● **Request**
Look through the lines below and extract any with the word "Output".
********************
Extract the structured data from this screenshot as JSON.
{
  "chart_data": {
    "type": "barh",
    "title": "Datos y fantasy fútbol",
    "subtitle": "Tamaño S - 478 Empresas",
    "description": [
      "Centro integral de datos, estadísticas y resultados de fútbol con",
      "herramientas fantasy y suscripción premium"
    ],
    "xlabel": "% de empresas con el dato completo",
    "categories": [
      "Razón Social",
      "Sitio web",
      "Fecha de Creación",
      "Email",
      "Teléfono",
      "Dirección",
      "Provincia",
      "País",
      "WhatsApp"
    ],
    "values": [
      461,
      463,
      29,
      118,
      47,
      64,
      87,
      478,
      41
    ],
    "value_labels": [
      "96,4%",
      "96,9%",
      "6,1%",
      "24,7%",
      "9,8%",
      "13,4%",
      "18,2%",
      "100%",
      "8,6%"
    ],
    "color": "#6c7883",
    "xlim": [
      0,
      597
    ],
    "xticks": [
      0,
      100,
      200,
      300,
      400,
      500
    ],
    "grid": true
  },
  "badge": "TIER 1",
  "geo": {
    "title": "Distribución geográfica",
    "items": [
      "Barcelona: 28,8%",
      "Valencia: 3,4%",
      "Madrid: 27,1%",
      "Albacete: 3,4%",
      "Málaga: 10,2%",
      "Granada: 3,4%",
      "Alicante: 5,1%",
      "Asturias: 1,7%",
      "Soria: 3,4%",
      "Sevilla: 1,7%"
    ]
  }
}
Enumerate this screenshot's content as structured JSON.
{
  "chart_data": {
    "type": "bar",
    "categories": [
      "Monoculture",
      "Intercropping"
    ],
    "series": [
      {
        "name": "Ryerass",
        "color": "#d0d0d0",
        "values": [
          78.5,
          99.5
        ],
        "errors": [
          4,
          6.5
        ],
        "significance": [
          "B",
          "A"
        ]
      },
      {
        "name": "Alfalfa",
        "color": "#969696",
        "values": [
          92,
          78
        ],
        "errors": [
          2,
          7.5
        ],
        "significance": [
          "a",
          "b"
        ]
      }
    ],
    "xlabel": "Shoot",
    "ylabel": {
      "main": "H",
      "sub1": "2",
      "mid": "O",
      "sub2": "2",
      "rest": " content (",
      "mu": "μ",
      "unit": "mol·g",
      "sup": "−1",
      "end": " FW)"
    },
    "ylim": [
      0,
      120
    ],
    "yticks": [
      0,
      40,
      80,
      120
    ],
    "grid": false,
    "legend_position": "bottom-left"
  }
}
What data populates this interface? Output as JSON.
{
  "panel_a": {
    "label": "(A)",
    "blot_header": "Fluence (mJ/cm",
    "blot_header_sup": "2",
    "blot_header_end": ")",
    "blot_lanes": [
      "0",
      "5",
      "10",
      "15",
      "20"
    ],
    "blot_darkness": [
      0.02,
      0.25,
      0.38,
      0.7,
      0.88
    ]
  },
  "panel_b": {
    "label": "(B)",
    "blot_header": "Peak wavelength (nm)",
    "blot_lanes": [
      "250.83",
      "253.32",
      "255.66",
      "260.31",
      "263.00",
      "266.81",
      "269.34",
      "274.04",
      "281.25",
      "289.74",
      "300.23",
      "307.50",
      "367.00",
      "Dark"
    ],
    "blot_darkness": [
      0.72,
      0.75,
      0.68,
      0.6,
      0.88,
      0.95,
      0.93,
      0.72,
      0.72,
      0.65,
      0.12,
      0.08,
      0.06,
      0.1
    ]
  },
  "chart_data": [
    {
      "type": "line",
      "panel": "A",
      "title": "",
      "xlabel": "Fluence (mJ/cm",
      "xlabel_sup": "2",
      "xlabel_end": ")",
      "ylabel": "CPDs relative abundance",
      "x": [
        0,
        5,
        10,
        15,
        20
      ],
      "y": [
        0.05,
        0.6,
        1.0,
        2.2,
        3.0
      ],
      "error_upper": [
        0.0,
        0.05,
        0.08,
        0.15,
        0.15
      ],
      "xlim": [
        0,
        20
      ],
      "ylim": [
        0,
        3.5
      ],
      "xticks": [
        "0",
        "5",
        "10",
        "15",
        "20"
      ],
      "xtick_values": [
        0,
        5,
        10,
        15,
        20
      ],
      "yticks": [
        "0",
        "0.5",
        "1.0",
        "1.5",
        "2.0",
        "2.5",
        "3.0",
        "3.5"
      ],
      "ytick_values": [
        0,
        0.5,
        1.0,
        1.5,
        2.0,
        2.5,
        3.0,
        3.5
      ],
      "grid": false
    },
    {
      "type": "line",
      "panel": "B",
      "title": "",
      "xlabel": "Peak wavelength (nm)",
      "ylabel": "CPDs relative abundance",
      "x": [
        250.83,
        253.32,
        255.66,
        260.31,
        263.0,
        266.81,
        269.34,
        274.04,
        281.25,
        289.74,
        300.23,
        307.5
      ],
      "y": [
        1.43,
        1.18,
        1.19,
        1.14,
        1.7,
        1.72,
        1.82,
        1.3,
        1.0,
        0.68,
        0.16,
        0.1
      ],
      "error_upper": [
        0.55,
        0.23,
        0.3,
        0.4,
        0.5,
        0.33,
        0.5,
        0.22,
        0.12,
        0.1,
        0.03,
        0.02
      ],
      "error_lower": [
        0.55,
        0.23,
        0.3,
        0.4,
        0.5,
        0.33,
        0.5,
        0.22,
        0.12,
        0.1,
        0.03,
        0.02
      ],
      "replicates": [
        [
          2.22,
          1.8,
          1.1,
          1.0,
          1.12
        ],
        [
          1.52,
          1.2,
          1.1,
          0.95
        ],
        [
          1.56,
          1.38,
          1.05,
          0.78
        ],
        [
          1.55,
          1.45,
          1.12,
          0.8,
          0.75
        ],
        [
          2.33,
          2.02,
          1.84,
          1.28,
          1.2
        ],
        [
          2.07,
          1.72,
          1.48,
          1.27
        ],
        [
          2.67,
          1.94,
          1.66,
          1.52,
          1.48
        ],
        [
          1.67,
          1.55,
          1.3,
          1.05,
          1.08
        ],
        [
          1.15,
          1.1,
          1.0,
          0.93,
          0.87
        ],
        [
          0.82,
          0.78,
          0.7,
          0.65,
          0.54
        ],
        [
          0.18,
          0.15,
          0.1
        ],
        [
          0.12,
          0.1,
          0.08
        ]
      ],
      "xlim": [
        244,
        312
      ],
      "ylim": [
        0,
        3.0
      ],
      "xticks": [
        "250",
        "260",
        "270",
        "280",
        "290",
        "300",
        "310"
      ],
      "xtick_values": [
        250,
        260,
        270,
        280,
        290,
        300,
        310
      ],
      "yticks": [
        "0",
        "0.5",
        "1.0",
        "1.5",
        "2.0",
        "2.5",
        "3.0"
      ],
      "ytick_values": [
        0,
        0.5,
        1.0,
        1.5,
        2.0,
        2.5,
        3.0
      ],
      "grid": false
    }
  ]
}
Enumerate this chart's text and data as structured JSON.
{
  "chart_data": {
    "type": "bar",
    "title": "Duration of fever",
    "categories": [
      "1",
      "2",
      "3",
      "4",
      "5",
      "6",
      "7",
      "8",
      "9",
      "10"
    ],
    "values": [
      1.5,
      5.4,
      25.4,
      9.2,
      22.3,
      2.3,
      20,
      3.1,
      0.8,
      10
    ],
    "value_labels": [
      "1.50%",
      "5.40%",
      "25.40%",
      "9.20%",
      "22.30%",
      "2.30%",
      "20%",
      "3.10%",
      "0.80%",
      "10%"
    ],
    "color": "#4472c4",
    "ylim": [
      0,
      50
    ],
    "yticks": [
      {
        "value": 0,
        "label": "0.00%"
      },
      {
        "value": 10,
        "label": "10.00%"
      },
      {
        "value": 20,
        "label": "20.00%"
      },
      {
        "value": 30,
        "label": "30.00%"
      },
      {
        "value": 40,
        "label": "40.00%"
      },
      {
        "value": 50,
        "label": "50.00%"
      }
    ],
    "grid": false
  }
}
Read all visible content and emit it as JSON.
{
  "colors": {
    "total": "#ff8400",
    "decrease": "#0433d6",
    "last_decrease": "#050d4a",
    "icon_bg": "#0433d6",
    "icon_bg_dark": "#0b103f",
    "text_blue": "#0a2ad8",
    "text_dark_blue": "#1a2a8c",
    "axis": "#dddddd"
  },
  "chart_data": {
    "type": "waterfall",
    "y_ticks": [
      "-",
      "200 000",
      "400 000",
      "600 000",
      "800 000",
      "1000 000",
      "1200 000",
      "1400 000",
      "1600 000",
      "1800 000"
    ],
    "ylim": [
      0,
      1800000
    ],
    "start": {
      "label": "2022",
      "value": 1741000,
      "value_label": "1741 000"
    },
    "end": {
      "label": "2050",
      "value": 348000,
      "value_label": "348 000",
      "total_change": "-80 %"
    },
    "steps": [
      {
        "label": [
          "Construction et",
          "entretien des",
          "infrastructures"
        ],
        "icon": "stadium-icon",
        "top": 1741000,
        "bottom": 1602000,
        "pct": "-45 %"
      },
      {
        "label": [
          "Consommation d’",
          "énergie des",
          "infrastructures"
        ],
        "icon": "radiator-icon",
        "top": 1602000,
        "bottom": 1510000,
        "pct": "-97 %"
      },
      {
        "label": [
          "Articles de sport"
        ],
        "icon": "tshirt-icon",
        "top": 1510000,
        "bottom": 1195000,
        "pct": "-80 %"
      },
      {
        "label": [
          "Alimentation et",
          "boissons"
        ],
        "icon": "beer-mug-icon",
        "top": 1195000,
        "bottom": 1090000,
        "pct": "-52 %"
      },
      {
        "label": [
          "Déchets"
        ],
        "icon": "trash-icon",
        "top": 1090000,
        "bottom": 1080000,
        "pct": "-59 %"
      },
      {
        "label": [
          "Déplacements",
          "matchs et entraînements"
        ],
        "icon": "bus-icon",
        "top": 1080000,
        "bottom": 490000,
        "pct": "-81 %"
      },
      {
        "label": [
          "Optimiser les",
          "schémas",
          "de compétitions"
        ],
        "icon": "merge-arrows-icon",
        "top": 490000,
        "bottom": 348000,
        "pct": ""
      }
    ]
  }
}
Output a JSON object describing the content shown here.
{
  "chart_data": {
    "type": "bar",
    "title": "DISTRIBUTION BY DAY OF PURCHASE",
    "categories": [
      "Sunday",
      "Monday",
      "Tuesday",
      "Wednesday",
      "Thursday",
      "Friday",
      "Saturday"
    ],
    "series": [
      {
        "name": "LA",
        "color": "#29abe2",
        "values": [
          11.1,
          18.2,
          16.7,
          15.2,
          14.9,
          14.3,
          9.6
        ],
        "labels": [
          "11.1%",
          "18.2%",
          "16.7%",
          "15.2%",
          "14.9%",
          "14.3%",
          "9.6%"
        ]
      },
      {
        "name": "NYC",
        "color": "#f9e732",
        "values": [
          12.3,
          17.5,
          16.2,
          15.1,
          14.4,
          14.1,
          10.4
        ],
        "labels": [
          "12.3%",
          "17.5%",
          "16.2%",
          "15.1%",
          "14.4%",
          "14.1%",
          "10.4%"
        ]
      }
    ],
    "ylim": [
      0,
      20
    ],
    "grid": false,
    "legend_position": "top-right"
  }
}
********************
● **Response to this exercise**
What data populates this interface? Output as JSON.
Output a JSON object describing the content shown here.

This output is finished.